É alarmante a situação humanitária na fronteira do Brasil com a Venezuela, em Pacaraima (RR). Em relação a maio, mês que antecede a reabertura da fronteira entre os dois países, cresceu em 243%, para 4.015, o número de venezuelanos desabrigados na cidade.
O número, apurado pela Organização Internacional para as Migrações, é brutal para um município de 18 mil moradores. A maior parte dos migrantes e refugiados vivem em situação de rua; outros ocupam espaços públicos ou área privadas cedidas. Os dois abrigos da Operação Acolhida, comandada pelo Exército, estão superlotados.
Com equipe insuficiente, a operação —elogiada pelo presidente Jair Bolsonaro, que anunciou a intenção de visitar a região nas próximas semanas— requer reforço imediato em estrutura e locais de abrigo para prestar assistência humanitária adequada.

O QUE FAZER:
(A) No texto sobre a crise humanitária em Pacaraima, quem comanda a Operação Acolhida?
(B) Prossiga com o texto sobre a crise humanitária em Pacaraima a partir do ponto em que ele termina.

DADOS FORNECIDOS:
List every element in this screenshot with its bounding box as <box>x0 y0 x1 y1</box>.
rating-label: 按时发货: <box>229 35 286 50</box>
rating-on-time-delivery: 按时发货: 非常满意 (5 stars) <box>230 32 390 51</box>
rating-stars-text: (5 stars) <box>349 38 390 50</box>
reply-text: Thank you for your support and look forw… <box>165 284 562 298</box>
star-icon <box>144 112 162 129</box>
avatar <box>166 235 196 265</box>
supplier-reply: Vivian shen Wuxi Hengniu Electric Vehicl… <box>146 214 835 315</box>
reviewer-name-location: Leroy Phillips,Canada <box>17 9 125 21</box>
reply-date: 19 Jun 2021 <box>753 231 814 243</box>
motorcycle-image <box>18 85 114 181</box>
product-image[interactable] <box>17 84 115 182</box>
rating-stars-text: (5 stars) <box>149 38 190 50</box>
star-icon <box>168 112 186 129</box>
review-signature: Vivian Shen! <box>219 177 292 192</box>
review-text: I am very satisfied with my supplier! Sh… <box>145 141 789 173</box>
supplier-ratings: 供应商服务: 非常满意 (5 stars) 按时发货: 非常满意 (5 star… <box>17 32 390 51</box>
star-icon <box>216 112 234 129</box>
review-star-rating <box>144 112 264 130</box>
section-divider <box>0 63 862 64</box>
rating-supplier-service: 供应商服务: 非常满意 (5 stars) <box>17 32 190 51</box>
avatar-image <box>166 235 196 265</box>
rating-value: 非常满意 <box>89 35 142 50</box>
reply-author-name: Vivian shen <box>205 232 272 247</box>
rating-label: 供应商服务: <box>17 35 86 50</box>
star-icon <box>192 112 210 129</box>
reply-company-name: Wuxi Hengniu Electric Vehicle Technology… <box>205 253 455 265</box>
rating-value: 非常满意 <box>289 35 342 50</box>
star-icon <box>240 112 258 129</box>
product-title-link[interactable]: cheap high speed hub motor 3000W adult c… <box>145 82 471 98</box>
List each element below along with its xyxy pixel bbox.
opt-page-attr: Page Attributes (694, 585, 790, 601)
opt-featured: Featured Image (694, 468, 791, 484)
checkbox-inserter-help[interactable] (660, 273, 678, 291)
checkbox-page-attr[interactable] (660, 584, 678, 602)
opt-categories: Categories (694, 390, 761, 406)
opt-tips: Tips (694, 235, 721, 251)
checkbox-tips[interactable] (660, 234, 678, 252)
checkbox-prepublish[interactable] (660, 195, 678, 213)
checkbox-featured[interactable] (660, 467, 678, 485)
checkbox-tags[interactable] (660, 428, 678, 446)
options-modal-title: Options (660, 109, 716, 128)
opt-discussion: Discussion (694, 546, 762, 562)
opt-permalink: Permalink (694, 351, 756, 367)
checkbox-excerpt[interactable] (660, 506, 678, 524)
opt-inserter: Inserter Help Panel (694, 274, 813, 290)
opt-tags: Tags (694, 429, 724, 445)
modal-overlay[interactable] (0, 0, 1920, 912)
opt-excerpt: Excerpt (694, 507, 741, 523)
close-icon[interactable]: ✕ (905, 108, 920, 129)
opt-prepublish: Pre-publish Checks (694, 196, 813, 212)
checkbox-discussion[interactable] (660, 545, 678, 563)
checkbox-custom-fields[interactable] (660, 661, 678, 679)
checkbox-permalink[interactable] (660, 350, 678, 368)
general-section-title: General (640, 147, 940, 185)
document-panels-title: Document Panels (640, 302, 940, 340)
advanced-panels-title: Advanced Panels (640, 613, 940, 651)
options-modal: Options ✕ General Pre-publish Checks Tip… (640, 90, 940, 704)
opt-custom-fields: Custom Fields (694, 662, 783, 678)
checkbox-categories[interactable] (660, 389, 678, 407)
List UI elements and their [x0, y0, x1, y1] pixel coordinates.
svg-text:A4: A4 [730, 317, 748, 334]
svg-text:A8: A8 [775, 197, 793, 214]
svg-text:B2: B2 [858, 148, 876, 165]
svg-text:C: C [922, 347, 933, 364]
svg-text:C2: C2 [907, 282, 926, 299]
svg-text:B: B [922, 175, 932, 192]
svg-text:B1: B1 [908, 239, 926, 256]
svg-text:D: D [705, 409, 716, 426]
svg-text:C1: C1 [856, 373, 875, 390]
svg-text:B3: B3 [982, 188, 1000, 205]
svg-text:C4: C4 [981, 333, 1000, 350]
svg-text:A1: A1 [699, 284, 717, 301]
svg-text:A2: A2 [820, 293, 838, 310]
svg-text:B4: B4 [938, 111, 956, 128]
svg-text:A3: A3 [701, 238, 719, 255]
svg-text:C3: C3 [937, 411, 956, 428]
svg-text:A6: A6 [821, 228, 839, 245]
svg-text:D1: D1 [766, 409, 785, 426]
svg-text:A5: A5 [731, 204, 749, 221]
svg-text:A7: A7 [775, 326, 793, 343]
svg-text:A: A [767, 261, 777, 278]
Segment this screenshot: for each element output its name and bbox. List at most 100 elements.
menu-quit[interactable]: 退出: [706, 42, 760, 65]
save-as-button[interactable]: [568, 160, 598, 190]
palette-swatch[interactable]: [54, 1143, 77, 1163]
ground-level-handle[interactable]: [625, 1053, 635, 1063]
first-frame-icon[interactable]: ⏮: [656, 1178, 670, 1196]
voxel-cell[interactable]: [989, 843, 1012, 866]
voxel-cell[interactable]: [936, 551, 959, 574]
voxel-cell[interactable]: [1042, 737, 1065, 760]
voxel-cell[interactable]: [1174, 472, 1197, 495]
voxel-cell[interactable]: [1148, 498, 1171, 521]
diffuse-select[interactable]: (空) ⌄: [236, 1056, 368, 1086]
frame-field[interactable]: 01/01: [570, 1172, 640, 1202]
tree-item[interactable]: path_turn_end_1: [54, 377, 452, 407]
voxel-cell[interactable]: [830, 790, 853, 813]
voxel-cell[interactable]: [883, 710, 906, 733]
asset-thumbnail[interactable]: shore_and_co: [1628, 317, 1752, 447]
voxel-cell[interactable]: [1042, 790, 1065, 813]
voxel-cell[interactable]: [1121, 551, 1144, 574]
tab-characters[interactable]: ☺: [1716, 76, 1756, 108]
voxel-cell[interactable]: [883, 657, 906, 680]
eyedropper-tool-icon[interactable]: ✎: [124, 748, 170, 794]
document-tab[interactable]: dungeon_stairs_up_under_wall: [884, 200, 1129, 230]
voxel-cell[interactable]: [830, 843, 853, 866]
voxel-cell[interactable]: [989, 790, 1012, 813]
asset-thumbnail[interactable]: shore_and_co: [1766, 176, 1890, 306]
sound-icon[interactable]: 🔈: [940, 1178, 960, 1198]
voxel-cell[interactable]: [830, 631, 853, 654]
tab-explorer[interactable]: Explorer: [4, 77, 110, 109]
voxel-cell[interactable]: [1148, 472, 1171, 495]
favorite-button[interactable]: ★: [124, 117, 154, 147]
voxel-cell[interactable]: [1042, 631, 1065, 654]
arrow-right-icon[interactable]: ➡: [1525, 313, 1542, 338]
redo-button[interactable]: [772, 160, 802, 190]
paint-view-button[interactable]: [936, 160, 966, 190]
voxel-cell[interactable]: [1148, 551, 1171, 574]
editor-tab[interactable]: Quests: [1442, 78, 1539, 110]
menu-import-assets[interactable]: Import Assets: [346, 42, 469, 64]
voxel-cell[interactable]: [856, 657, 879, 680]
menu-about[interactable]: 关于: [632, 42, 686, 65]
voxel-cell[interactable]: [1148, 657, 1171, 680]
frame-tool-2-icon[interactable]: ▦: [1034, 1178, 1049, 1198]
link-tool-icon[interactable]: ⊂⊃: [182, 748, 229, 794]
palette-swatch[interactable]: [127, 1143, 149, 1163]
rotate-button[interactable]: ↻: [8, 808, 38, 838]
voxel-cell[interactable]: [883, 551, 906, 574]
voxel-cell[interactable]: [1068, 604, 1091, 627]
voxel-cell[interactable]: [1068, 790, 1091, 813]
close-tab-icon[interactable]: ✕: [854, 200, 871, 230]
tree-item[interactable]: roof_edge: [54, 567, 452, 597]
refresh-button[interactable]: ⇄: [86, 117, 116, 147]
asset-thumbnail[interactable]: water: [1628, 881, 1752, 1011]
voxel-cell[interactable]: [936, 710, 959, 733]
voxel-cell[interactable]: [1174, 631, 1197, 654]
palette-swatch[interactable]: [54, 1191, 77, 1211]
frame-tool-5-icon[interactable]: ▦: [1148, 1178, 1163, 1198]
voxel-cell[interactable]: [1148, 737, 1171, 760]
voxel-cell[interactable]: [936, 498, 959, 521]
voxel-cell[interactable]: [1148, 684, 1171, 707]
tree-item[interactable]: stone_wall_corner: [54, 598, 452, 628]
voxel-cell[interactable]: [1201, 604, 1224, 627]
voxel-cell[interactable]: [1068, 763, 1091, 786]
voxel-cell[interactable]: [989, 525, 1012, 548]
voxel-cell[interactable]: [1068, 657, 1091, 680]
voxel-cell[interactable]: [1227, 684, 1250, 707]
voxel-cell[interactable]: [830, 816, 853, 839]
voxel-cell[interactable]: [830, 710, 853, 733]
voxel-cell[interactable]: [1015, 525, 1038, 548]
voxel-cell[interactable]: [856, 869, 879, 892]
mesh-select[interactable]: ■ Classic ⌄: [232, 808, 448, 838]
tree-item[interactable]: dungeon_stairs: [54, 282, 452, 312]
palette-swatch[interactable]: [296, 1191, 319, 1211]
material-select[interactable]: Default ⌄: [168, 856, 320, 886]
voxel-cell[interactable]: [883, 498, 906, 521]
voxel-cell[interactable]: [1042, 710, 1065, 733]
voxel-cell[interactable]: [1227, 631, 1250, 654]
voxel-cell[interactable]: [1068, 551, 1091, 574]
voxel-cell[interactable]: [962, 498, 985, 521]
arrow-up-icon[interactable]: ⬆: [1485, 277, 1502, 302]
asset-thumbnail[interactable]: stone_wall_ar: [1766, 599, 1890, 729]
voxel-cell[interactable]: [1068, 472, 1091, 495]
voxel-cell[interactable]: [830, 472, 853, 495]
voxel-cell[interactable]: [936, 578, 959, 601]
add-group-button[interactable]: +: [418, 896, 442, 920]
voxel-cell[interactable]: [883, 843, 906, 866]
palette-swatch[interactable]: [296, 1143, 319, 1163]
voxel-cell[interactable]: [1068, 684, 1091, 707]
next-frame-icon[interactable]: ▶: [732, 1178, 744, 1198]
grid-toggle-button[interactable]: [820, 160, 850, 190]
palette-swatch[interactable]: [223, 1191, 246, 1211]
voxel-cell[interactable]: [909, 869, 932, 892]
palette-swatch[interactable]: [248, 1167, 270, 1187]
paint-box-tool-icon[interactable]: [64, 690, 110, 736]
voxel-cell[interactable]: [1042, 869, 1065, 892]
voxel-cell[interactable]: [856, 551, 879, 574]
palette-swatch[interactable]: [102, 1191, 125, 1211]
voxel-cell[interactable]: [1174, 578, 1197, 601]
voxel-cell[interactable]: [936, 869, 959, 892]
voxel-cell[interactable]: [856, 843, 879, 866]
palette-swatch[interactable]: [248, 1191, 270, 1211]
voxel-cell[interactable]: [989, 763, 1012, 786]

RESPOSTAS DAS TAREFAS:
(A) O Exército.

(B)
Não é de hoje que a situação na fronteira entre Brasil e Venezuela preocupa. Sob o regime do ditador Nicolás Maduro, o país vizinho vive uma tragédia social que combina pandemia, pobreza e desnutrição. A explosão do número de desabrigados em Pacaraima decorre, principalmente, de uma demanda reprimida em pouco mais de um ano de portas fechadas.
Entre março de 2020 e junho deste ano, o governo brasileiro barrou a entrada, por via terrestre, de migrantes e solicitantes de refúgio sob qualquer hipótese, alegando cumprir uma determinação da Agência Nacional de Vigilância Sanitária (Anvisa) —o que foi desmentido em fevereiro pelo órgão.
Mesmo com a fronteira brasileira hoje reaberta, o governo federal ainda prevê, por força de portaria editada em junho, penas para quem viola regras migratórias, entre elas a deportação imediata, o que foi contestado na Justiça, e inabilitação de pedido de refúgio, em descumprimento de tratados internacionais sobre o tema.
Essa política federal soma-se à precariedade dos serviços municipais e estaduais a agravar o quadro humanitário no local.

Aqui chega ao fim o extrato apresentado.